• GIVEN EXERCISE:
Output only the count of lines that contain "қисығының".

• PROVIDED RECORDS:
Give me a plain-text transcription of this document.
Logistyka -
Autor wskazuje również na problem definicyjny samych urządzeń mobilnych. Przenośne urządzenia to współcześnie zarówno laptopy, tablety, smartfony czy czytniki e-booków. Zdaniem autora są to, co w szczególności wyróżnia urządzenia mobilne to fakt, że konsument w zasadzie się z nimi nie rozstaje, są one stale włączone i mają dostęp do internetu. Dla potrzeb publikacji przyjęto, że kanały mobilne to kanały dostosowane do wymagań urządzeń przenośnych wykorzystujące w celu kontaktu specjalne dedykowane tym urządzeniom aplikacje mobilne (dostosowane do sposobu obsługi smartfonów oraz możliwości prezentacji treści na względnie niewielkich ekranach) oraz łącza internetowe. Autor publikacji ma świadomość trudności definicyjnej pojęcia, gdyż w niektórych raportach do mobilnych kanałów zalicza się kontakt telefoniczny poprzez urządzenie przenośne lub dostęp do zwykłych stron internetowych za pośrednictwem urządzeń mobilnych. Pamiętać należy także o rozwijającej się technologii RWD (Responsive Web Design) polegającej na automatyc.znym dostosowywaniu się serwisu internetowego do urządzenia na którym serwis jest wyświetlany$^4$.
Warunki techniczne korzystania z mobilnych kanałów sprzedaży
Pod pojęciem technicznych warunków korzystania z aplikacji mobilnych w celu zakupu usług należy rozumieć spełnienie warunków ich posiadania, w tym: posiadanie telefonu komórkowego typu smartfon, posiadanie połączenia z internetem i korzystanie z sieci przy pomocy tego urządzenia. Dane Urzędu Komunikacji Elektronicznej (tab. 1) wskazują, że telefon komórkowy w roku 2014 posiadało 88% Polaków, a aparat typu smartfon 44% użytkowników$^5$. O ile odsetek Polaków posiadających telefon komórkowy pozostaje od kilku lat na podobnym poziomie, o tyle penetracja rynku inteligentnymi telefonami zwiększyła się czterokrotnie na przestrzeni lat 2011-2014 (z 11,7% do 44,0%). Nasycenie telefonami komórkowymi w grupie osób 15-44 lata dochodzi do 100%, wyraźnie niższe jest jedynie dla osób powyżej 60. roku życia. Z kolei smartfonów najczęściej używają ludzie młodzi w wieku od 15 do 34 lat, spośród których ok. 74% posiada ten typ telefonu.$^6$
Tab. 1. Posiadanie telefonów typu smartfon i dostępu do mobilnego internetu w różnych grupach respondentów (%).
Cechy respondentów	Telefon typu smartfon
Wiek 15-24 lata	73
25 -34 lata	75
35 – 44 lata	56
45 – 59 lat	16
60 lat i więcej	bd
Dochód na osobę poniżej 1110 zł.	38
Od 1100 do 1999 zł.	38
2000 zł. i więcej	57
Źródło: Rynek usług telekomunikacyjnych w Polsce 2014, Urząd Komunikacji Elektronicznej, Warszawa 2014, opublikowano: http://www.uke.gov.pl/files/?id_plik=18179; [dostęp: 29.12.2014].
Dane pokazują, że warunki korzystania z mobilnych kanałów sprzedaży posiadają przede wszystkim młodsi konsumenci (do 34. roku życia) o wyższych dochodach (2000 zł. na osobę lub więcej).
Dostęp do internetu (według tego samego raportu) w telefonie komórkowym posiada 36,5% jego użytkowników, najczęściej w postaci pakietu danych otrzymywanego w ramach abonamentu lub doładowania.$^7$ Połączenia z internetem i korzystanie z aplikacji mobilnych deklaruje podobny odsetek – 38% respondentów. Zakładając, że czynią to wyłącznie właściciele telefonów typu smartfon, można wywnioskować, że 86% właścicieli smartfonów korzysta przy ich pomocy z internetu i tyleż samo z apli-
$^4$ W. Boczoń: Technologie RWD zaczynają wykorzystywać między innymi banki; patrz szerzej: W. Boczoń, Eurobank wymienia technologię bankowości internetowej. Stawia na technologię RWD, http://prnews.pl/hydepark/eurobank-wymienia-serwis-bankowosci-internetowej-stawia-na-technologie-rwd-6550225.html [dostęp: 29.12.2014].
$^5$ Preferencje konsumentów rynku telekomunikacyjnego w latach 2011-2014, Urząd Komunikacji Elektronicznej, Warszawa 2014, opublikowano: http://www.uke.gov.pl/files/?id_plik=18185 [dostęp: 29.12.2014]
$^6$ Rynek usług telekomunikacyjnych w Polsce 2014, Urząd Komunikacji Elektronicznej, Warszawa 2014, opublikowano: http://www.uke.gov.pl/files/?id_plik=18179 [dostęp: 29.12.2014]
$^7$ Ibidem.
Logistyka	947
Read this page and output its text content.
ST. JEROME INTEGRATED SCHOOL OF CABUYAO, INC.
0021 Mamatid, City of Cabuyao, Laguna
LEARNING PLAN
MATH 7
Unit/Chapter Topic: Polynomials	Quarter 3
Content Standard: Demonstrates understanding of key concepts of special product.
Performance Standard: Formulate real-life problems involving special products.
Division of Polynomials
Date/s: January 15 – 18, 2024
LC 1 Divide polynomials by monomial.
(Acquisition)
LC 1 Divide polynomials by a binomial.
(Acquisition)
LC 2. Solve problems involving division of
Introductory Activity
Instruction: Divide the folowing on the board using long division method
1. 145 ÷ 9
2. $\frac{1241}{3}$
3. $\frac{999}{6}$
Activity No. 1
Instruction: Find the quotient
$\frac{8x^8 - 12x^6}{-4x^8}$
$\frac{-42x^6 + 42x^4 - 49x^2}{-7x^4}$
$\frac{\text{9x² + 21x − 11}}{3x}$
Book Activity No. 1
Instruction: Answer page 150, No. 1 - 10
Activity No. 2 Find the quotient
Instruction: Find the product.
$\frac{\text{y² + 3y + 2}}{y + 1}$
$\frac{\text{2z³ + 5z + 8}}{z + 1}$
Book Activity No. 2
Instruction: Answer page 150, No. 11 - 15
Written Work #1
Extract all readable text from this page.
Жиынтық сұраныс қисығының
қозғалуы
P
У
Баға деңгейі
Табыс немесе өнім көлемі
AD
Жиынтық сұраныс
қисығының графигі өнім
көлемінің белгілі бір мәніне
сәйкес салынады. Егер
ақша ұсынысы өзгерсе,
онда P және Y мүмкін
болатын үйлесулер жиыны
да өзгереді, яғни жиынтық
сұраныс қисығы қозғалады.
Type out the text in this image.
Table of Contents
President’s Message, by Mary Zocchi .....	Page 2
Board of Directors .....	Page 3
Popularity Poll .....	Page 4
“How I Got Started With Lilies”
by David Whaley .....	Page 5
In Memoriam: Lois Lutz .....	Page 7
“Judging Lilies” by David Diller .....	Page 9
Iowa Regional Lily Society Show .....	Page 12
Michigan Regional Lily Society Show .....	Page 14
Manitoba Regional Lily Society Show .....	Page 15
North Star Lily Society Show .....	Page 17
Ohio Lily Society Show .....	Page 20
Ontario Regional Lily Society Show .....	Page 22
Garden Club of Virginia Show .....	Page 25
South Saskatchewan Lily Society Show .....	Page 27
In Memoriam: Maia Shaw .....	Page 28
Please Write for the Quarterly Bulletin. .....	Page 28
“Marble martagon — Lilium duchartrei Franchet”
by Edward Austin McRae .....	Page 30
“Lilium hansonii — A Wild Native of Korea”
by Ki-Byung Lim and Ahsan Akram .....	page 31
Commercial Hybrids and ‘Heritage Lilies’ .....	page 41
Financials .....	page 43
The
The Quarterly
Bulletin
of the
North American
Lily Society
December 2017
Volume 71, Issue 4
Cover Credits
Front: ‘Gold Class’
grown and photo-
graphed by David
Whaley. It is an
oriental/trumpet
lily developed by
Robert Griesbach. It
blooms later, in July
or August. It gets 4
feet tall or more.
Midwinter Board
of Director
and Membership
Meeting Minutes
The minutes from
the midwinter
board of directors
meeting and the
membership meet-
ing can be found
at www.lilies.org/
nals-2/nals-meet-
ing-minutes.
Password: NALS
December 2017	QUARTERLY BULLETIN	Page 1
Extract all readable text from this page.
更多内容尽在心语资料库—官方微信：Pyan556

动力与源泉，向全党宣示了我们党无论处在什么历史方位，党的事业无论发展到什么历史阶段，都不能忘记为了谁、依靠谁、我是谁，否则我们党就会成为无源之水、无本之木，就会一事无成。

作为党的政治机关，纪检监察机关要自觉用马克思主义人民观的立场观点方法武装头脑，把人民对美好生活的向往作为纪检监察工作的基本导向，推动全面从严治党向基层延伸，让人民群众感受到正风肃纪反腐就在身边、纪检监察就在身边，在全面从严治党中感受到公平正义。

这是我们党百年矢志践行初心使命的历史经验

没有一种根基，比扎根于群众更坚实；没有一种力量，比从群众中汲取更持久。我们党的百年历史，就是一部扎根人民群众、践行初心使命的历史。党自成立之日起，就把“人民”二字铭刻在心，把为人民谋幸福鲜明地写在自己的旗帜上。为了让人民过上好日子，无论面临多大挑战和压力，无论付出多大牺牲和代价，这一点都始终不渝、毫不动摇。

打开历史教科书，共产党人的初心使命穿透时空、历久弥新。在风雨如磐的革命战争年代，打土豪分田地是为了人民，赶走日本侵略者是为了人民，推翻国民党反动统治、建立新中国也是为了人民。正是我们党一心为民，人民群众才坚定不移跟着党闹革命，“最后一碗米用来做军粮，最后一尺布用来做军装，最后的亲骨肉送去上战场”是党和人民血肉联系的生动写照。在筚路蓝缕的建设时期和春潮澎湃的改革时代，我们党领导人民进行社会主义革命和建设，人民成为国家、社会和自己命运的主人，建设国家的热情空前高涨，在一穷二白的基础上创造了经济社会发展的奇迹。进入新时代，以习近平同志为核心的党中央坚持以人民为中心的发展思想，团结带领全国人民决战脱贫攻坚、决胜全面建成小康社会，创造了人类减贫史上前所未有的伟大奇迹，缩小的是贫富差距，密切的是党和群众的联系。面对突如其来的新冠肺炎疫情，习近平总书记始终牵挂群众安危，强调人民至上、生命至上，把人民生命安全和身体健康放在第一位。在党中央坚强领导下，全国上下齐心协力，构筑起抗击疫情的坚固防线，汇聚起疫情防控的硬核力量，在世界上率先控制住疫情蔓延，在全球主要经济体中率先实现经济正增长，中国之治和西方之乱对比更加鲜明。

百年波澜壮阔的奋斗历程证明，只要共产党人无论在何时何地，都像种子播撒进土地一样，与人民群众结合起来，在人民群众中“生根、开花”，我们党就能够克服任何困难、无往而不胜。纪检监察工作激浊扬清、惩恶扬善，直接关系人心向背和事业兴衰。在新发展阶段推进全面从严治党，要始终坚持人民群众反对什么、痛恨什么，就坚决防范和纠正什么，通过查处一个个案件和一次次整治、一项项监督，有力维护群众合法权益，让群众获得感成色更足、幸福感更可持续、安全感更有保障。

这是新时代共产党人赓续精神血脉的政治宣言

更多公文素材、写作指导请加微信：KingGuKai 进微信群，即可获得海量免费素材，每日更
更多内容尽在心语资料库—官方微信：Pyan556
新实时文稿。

• FINISHED EXERCISE:
2